Figure content listings
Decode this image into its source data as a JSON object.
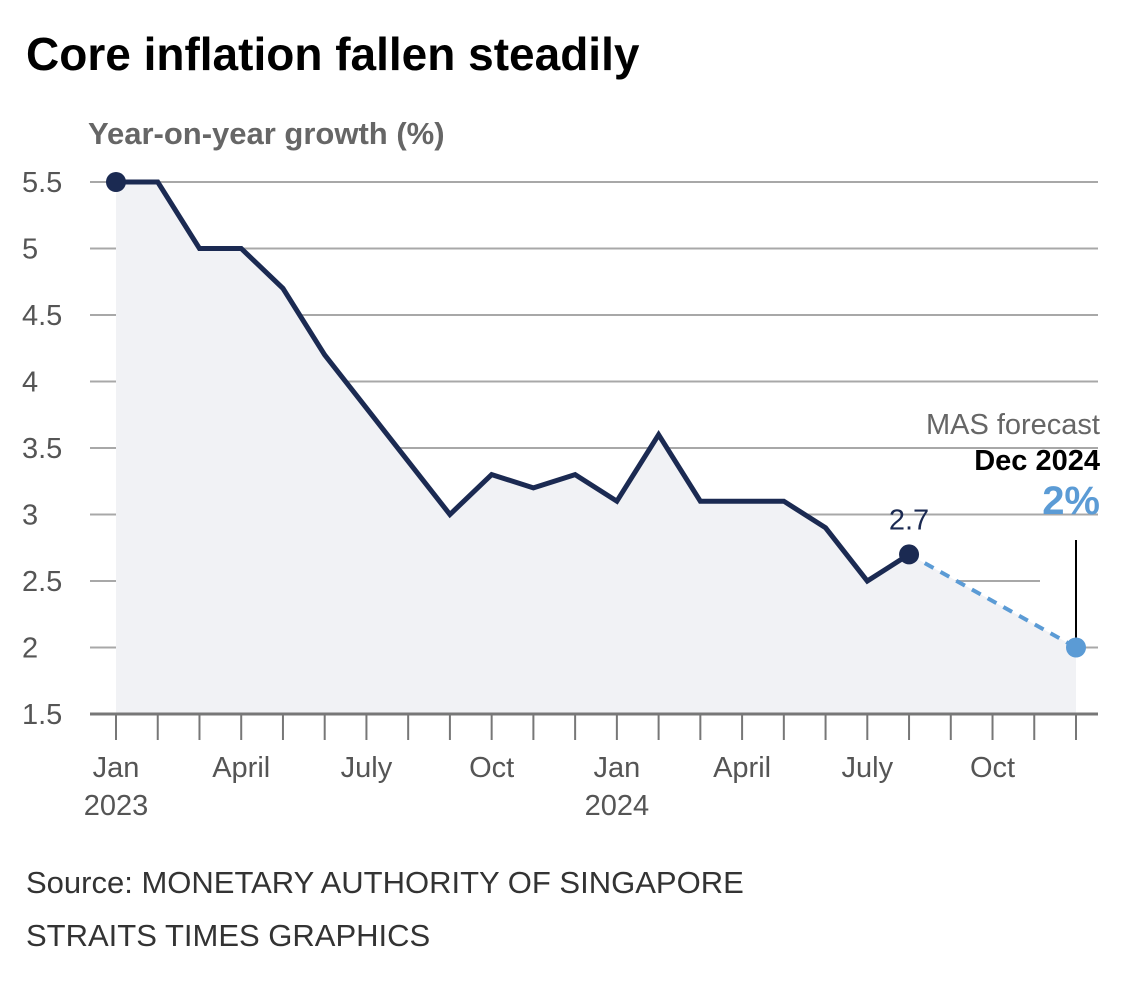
{
  "chart_data": {
    "type": "line",
    "title": "Core inflation fallen steadily",
    "ylabel": "Year-on-year growth (%)",
    "ylim": [
      1.5,
      5.5
    ],
    "yticks": [
      "5.5",
      "5",
      "4.5",
      "4",
      "3.5",
      "3",
      "2.5",
      "2",
      "1.5"
    ],
    "grid": true,
    "x": [
      "2023-01",
      "2023-02",
      "2023-03",
      "2023-04",
      "2023-05",
      "2023-06",
      "2023-07",
      "2023-08",
      "2023-09",
      "2023-10",
      "2023-11",
      "2023-12",
      "2024-01",
      "2024-02",
      "2024-03",
      "2024-04",
      "2024-05",
      "2024-06",
      "2024-07",
      "2024-08"
    ],
    "xlim": [
      "2023-01",
      "2024-12"
    ],
    "xtick_labels": [
      {
        "month": "2023-01",
        "label": "Jan",
        "year": "2023"
      },
      {
        "month": "2023-04",
        "label": "April"
      },
      {
        "month": "2023-07",
        "label": "July"
      },
      {
        "month": "2023-10",
        "label": "Oct"
      },
      {
        "month": "2024-01",
        "label": "Jan",
        "year": "2024"
      },
      {
        "month": "2024-04",
        "label": "April"
      },
      {
        "month": "2024-07",
        "label": "July"
      },
      {
        "month": "2024-10",
        "label": "Oct"
      }
    ],
    "series": [
      {
        "values": [
          5.5,
          5.5,
          5.0,
          5.0,
          4.7,
          4.2,
          3.8,
          3.4,
          3.0,
          3.3,
          3.2,
          3.3,
          3.1,
          3.6,
          3.1,
          3.1,
          3.1,
          2.9,
          2.5,
          2.7
        ],
        "color": "#1b2a52"
      }
    ],
    "forecast": {
      "from": {
        "x": "2024-08",
        "y": 2.7
      },
      "to": {
        "x": "2024-12",
        "y": 2.0
      },
      "color": "#5b9bd5",
      "style": "dashed"
    },
    "annotations": {
      "last_value": "2.7",
      "forecast_label": "MAS forecast",
      "forecast_date": "Dec 2024",
      "forecast_value": "2%"
    },
    "fill_color": "#f1f2f5"
  },
  "footer": {
    "source": "Source: MONETARY AUTHORITY OF SINGAPORE",
    "credit": "STRAITS TIMES GRAPHICS"
  }
}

Aim of the task
Every entry must be written out exactly, with all pictures left out.

Final result
Decode this image into its source data as a JSON object.
{
  "chart_data": {
    "type": "line",
    "title": "Core inflation fallen steadily",
    "ylabel": "Year-on-year growth (%)",
    "ylim": [
      1.5,
      5.5
    ],
    "yticks": [
      "5.5",
      "5",
      "4.5",
      "4",
      "3.5",
      "3",
      "2.5",
      "2",
      "1.5"
    ],
    "grid": true,
    "x": [
      "2023-01",
      "2023-02",
      "2023-03",
      "2023-04",
      "2023-05",
      "2023-06",
      "2023-07",
      "2023-08",
      "2023-09",
      "2023-10",
      "2023-11",
      "2023-12",
      "2024-01",
      "2024-02",
      "2024-03",
      "2024-04",
      "2024-05",
      "2024-06",
      "2024-07",
      "2024-08"
    ],
    "xlim": [
      "2023-01",
      "2024-12"
    ],
    "xtick_labels": [
      {
        "month": "2023-01",
        "label": "Jan",
        "year": "2023"
      },
      {
        "month": "2023-04",
        "label": "April"
      },
      {
        "month": "2023-07",
        "label": "July"
      },
      {
        "month": "2023-10",
        "label": "Oct"
      },
      {
        "month": "2024-01",
        "label": "Jan",
        "year": "2024"
      },
      {
        "month": "2024-04",
        "label": "April"
      },
      {
        "month": "2024-07",
        "label": "July"
      },
      {
        "month": "2024-10",
        "label": "Oct"
      }
    ],
    "series": [
      {
        "values": [
          5.5,
          5.5,
          5.0,
          5.0,
          4.7,
          4.2,
          3.8,
          3.4,
          3.0,
          3.3,
          3.2,
          3.3,
          3.1,
          3.6,
          3.1,
          3.1,
          3.1,
          2.9,
          2.5,
          2.7
        ],
        "color": "#1b2a52"
      }
    ],
    "forecast": {
      "from": {
        "x": "2024-08",
        "y": 2.7
      },
      "to": {
        "x": "2024-12",
        "y": 2.0
      },
      "color": "#5b9bd5",
      "style": "dashed"
    },
    "annotations": {
      "last_value": "2.7",
      "forecast_label": "MAS forecast",
      "forecast_date": "Dec 2024",
      "forecast_value": "2%"
    },
    "fill_color": "#f1f2f5"
  },
  "footer": {
    "source": "Source: MONETARY AUTHORITY OF SINGAPORE",
    "credit": "STRAITS TIMES GRAPHICS"
  }
}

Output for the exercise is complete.